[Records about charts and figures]
----
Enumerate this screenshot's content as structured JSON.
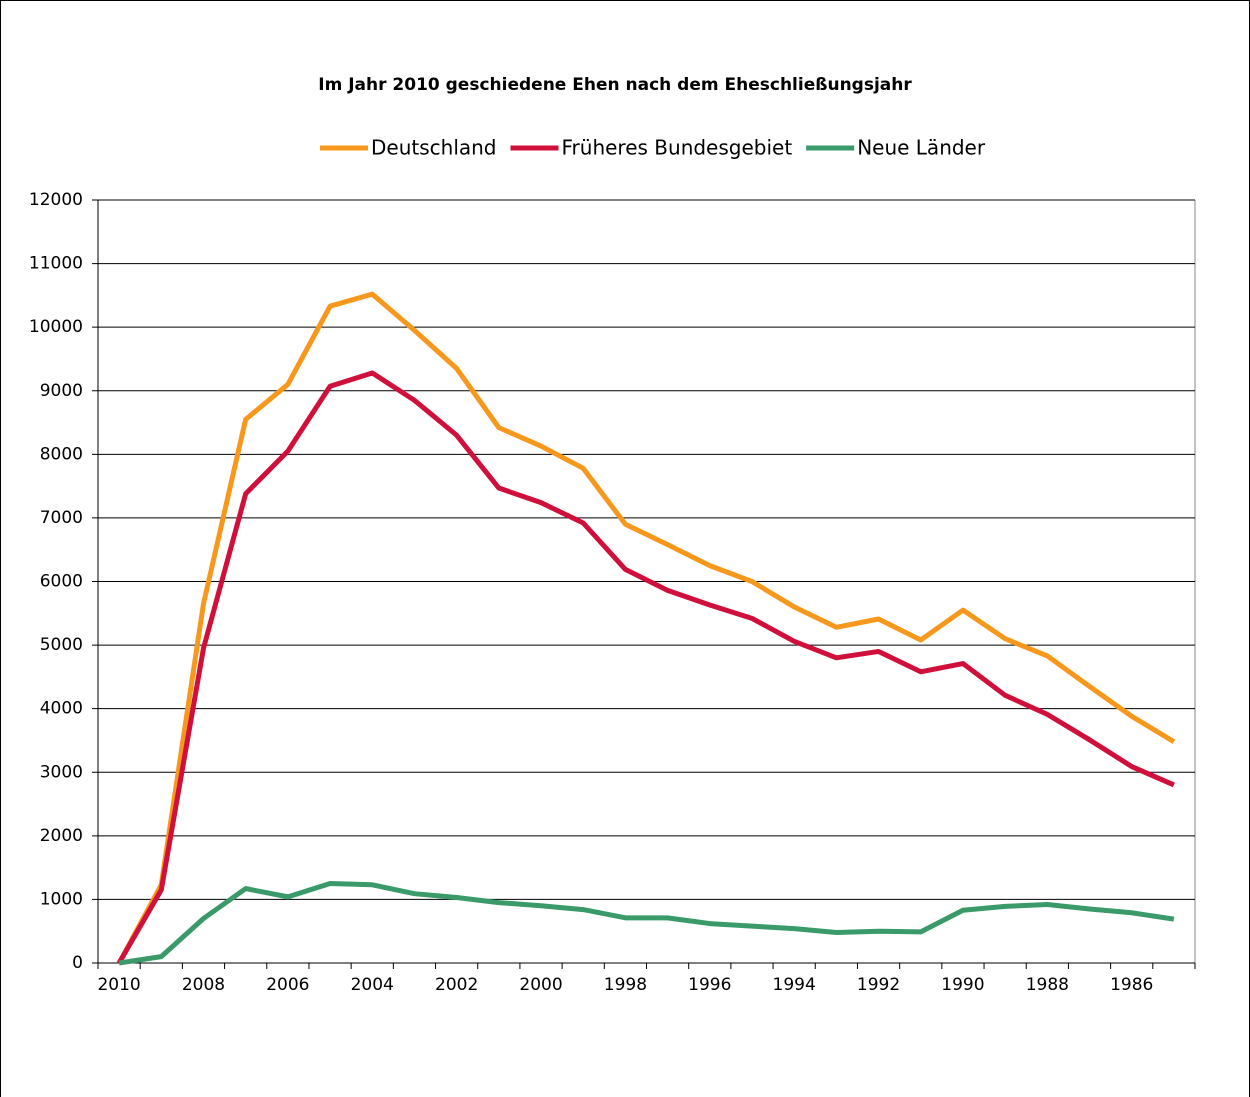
{
  "chart_data": {
    "type": "line",
    "title": "Im Jahr 2010 geschiedene Ehen nach dem Eheschließungsjahr",
    "categories": [
      "2010",
      null,
      "2008",
      null,
      "2006",
      null,
      "2004",
      null,
      "2002",
      null,
      "2000",
      null,
      "1998",
      null,
      "1996",
      null,
      "1994",
      null,
      "1992",
      null,
      "1990",
      null,
      "1988",
      null,
      "1986",
      null
    ],
    "series": [
      {
        "name": "Deutschland",
        "color": "#f7981d",
        "values": [
          0,
          1230,
          5650,
          8550,
          9100,
          10330,
          10520,
          9950,
          9350,
          8420,
          8130,
          7780,
          6900,
          6580,
          6250,
          6000,
          5600,
          5280,
          5410,
          5080,
          5550,
          5100,
          4830,
          4350,
          3880,
          3480
        ]
      },
      {
        "name": "Früheres Bundesgebiet",
        "color": "#d0103a",
        "values": [
          0,
          1150,
          4950,
          7380,
          8050,
          9070,
          9280,
          8850,
          8300,
          7470,
          7240,
          6920,
          6190,
          5860,
          5630,
          5420,
          5060,
          4800,
          4900,
          4580,
          4710,
          4210,
          3910,
          3510,
          3090,
          2800
        ]
      },
      {
        "name": "Neue Länder",
        "color": "#3a9a6a",
        "values": [
          0,
          100,
          700,
          1170,
          1040,
          1250,
          1230,
          1090,
          1030,
          950,
          900,
          840,
          710,
          710,
          620,
          580,
          540,
          480,
          500,
          490,
          830,
          890,
          920,
          850,
          790,
          690
        ]
      }
    ],
    "ylim": [
      0,
      12000
    ],
    "yticks": [
      0,
      1000,
      2000,
      3000,
      4000,
      5000,
      6000,
      7000,
      8000,
      9000,
      10000,
      11000,
      12000
    ],
    "grid": true,
    "legend": "top"
  }
}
----
**Directive**
Keep the pictures out of the copy and write out the data exactly as it stands.

**Solution to this task**
Enumerate this screenshot's content as structured JSON.
{
  "chart_data": {
    "type": "line",
    "title": "Im Jahr 2010 geschiedene Ehen nach dem Eheschließungsjahr",
    "categories": [
      "2010",
      null,
      "2008",
      null,
      "2006",
      null,
      "2004",
      null,
      "2002",
      null,
      "2000",
      null,
      "1998",
      null,
      "1996",
      null,
      "1994",
      null,
      "1992",
      null,
      "1990",
      null,
      "1988",
      null,
      "1986",
      null
    ],
    "series": [
      {
        "name": "Deutschland",
        "color": "#f7981d",
        "values": [
          0,
          1230,
          5650,
          8550,
          9100,
          10330,
          10520,
          9950,
          9350,
          8420,
          8130,
          7780,
          6900,
          6580,
          6250,
          6000,
          5600,
          5280,
          5410,
          5080,
          5550,
          5100,
          4830,
          4350,
          3880,
          3480
        ]
      },
      {
        "name": "Früheres Bundesgebiet",
        "color": "#d0103a",
        "values": [
          0,
          1150,
          4950,
          7380,
          8050,
          9070,
          9280,
          8850,
          8300,
          7470,
          7240,
          6920,
          6190,
          5860,
          5630,
          5420,
          5060,
          4800,
          4900,
          4580,
          4710,
          4210,
          3910,
          3510,
          3090,
          2800
        ]
      },
      {
        "name": "Neue Länder",
        "color": "#3a9a6a",
        "values": [
          0,
          100,
          700,
          1170,
          1040,
          1250,
          1230,
          1090,
          1030,
          950,
          900,
          840,
          710,
          710,
          620,
          580,
          540,
          480,
          500,
          490,
          830,
          890,
          920,
          850,
          790,
          690
        ]
      }
    ],
    "ylim": [
      0,
      12000
    ],
    "yticks": [
      0,
      1000,
      2000,
      3000,
      4000,
      5000,
      6000,
      7000,
      8000,
      9000,
      10000,
      11000,
      12000
    ],
    "grid": true,
    "legend": "top"
  }
}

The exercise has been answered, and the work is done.